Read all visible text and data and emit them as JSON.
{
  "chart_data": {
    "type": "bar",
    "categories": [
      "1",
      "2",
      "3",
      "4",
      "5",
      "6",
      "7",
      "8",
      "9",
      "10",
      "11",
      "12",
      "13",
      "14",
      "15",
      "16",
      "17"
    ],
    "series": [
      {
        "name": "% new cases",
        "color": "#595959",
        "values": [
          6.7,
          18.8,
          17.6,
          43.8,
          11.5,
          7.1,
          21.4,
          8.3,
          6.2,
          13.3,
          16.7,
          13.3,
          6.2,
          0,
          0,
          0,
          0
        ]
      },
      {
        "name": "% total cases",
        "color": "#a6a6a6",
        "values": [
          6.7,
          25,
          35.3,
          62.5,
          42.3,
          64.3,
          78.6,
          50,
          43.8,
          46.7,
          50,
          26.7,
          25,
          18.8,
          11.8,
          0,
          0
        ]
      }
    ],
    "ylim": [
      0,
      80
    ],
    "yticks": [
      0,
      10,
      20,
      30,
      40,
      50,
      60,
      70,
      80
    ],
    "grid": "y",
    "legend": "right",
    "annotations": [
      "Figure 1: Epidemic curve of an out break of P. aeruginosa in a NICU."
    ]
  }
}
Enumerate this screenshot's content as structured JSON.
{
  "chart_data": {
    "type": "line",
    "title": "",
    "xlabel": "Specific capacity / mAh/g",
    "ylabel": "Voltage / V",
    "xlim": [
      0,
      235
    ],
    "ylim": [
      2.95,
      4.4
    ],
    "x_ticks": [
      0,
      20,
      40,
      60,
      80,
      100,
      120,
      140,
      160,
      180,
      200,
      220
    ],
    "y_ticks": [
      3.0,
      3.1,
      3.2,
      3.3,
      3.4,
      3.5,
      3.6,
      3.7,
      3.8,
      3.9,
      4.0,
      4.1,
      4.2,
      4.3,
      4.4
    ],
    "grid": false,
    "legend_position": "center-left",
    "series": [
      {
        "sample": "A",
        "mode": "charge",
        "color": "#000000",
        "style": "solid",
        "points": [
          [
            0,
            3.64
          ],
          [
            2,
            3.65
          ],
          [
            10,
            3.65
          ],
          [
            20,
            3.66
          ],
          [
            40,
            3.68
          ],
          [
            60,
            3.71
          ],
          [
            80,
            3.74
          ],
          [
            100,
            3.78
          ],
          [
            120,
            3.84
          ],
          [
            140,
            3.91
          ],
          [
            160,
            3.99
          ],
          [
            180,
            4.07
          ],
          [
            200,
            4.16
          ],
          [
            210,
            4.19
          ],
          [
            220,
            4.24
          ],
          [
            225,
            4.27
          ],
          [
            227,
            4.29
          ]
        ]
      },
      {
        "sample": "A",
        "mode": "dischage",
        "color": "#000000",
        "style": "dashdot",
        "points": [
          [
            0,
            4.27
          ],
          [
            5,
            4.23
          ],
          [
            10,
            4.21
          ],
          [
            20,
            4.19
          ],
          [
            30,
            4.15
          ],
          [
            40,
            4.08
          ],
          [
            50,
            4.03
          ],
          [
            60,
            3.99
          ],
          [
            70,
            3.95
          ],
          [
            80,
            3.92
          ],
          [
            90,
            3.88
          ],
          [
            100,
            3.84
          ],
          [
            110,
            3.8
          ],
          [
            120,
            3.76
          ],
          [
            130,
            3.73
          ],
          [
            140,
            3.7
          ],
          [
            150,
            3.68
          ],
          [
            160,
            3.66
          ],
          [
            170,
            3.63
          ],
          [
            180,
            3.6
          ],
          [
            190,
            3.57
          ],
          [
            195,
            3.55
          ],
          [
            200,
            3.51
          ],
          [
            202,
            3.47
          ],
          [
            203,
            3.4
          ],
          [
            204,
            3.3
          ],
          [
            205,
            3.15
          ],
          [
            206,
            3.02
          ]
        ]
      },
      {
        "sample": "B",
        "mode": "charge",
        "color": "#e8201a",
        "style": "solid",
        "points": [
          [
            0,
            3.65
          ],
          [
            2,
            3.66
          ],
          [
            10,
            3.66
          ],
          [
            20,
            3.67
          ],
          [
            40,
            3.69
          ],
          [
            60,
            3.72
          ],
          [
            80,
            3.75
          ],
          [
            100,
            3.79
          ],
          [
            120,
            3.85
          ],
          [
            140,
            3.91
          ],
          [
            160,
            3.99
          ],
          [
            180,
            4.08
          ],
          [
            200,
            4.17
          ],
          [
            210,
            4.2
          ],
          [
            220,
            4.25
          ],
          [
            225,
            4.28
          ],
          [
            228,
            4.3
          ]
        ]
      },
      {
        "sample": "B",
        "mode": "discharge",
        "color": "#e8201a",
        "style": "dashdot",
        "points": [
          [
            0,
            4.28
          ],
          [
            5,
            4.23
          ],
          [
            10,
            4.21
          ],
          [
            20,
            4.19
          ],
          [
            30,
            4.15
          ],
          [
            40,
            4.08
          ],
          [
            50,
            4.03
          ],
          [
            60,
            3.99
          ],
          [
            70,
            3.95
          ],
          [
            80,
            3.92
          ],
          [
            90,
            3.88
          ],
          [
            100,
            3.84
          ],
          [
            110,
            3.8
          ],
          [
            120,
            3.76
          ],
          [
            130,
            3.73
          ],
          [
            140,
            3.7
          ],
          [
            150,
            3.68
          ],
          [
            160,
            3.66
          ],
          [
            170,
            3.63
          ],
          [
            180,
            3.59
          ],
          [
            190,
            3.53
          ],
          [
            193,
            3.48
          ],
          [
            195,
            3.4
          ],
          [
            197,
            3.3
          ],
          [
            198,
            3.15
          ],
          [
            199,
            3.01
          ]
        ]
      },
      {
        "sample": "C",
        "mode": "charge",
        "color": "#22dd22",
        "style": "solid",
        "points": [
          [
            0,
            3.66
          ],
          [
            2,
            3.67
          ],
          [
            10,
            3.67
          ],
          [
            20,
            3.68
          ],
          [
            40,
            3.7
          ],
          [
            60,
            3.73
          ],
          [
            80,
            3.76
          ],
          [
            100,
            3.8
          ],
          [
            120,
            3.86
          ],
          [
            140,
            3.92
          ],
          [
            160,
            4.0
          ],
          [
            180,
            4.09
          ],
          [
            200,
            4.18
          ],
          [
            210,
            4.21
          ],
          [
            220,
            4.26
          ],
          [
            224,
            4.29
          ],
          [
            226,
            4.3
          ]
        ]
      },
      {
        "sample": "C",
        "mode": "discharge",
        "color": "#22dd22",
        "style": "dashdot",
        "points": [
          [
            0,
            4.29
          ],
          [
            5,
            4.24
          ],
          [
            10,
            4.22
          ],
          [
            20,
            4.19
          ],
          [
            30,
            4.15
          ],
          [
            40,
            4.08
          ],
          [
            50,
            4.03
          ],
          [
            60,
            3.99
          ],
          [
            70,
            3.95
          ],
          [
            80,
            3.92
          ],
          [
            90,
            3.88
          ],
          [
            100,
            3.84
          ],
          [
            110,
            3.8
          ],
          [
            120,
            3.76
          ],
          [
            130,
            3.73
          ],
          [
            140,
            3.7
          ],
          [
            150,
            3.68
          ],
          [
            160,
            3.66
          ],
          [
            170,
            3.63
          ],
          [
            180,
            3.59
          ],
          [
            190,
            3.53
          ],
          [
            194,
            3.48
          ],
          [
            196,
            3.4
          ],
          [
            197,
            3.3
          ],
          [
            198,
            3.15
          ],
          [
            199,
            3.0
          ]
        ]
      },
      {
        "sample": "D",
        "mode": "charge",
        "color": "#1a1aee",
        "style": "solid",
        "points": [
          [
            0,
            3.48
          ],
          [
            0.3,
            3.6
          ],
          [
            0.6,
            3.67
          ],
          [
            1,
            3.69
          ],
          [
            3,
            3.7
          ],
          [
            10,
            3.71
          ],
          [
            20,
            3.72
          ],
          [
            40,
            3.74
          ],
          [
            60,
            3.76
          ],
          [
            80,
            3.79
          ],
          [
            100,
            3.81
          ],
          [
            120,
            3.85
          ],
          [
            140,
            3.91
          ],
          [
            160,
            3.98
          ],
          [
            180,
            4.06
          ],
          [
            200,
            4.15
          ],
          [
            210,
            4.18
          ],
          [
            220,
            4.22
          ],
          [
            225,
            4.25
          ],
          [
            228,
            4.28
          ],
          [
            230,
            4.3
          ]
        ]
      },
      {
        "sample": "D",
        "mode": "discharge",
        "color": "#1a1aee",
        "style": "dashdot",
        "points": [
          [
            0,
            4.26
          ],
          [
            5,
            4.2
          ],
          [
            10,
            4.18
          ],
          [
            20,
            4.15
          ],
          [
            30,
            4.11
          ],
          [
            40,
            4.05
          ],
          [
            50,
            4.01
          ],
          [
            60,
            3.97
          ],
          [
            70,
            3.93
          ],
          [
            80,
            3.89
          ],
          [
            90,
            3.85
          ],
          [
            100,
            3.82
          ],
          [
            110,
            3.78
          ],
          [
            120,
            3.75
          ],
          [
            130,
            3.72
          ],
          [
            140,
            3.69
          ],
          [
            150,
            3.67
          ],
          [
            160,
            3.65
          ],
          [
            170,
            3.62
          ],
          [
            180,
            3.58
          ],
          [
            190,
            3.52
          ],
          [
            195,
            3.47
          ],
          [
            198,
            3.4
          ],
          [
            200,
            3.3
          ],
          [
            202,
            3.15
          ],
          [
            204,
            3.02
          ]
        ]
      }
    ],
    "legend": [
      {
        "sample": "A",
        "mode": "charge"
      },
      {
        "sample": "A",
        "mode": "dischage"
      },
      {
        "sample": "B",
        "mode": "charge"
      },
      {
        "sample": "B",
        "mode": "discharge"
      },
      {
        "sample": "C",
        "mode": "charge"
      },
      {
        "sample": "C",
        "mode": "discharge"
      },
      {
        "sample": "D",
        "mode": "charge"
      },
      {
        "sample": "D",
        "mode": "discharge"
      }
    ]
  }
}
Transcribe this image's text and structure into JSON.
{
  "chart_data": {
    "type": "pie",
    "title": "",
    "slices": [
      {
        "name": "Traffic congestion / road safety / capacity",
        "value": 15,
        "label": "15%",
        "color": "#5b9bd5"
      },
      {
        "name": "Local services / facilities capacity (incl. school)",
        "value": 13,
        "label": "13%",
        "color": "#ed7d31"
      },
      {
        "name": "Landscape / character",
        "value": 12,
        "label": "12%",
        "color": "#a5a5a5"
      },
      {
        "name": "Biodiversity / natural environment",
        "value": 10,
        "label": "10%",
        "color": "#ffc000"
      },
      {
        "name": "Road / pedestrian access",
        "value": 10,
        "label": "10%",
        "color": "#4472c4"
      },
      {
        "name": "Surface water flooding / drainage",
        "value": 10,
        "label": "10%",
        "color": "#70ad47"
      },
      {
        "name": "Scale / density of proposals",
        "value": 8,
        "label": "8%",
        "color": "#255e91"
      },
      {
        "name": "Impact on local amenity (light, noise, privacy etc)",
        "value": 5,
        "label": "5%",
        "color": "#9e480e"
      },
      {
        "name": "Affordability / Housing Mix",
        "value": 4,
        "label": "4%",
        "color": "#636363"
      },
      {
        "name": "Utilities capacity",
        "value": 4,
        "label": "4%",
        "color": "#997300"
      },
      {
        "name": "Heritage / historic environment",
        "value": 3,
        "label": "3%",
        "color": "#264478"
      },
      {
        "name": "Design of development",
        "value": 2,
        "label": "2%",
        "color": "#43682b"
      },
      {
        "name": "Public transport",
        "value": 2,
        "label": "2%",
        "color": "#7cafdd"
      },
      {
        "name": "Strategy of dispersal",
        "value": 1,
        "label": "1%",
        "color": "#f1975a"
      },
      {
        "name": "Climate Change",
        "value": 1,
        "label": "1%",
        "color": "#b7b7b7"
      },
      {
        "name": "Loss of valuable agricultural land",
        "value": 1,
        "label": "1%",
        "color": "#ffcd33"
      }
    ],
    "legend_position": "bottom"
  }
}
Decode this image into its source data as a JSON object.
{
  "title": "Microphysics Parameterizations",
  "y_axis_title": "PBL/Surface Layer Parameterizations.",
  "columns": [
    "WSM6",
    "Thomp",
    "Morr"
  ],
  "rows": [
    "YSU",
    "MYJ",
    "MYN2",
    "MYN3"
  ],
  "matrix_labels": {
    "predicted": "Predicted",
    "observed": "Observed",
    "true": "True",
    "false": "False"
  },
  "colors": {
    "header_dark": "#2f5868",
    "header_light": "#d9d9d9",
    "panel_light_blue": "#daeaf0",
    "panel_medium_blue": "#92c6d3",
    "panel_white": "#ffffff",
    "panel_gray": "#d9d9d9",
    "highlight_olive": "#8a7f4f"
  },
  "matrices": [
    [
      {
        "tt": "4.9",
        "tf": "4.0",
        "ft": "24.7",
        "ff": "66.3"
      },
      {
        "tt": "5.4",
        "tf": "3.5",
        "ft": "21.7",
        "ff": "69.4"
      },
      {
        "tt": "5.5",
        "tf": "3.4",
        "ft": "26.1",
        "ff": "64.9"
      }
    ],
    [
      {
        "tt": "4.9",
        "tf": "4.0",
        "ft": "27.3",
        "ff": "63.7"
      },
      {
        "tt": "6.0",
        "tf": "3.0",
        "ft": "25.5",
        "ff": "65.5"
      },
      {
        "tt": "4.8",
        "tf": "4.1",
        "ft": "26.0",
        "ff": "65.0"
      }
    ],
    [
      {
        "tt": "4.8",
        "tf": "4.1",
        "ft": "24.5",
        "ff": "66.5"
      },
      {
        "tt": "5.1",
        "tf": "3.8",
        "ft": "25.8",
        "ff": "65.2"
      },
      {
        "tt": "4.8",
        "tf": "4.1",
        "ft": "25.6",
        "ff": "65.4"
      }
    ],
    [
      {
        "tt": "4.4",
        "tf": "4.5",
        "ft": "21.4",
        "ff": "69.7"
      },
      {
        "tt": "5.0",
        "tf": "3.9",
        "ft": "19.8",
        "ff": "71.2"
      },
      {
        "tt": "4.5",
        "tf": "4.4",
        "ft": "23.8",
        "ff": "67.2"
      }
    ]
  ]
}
============
§ Task objective
Filter the entries and copy out every line with the word "environment".

§ The output
        "name": "Biodiversity / natural environment",
        "name": "Heritage / historic environment",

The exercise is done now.